Saved data entries

⟨

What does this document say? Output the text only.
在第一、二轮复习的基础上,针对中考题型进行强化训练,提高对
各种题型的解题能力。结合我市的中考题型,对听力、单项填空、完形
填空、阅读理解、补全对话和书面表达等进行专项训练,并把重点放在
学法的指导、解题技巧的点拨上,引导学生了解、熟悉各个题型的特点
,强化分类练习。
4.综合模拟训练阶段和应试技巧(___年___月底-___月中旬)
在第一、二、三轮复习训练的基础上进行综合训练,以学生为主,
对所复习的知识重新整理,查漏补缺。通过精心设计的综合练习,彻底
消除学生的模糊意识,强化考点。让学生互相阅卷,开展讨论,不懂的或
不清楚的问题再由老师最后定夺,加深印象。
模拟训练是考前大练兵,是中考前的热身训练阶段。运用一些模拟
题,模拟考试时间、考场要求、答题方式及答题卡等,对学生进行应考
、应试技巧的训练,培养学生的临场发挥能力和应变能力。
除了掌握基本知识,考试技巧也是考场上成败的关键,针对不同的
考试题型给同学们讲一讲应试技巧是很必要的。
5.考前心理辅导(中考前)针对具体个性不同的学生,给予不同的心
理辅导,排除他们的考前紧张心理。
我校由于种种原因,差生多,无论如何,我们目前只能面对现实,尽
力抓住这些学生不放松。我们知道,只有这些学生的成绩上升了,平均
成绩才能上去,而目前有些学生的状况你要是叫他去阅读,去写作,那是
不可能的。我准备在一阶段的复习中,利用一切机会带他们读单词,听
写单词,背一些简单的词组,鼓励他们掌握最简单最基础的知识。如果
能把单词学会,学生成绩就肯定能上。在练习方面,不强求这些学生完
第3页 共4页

⟩

Please repeat the material above, word for word and in full.

What does this document say? Output the text only.
在第一、二轮复习的基础上,针对中考题型进行强化训练,提高对
各种题型的解题能力。结合我市的中考题型,对听力、单项填空、完形
填空、阅读理解、补全对话和书面表达等进行专项训练,并把重点放在
学法的指导、解题技巧的点拨上,引导学生了解、熟悉各个题型的特点
,强化分类练习。
4.综合模拟训练阶段和应试技巧(___年___月底-___月中旬)
在第一、二、三轮复习训练的基础上进行综合训练,以学生为主,
对所复习的知识重新整理,查漏补缺。通过精心设计的综合练习,彻底
消除学生的模糊意识,强化考点。让学生互相阅卷,开展讨论,不懂的或
不清楚的问题再由老师最后定夺,加深印象。
模拟训练是考前大练兵,是中考前的热身训练阶段。运用一些模拟
题,模拟考试时间、考场要求、答题方式及答题卡等,对学生进行应考
、应试技巧的训练,培养学生的临场发挥能力和应变能力。
除了掌握基本知识,考试技巧也是考场上成败的关键,针对不同的
考试题型给同学们讲一讲应试技巧是很必要的。
5.考前心理辅导(中考前)针对具体个性不同的学生,给予不同的心
理辅导,排除他们的考前紧张心理。
我校由于种种原因,差生多,无论如何,我们目前只能面对现实,尽
力抓住这些学生不放松。我们知道,只有这些学生的成绩上升了,平均
成绩才能上去,而目前有些学生的状况你要是叫他去阅读,去写作,那是
不可能的。我准备在一阶段的复习中,利用一切机会带他们读单词,听
写单词,背一些简单的词组,鼓励他们掌握最简单最基础的知识。如果
能把单词学会,学生成绩就肯定能上。在练习方面,不强求这些学生完
第3页 共4页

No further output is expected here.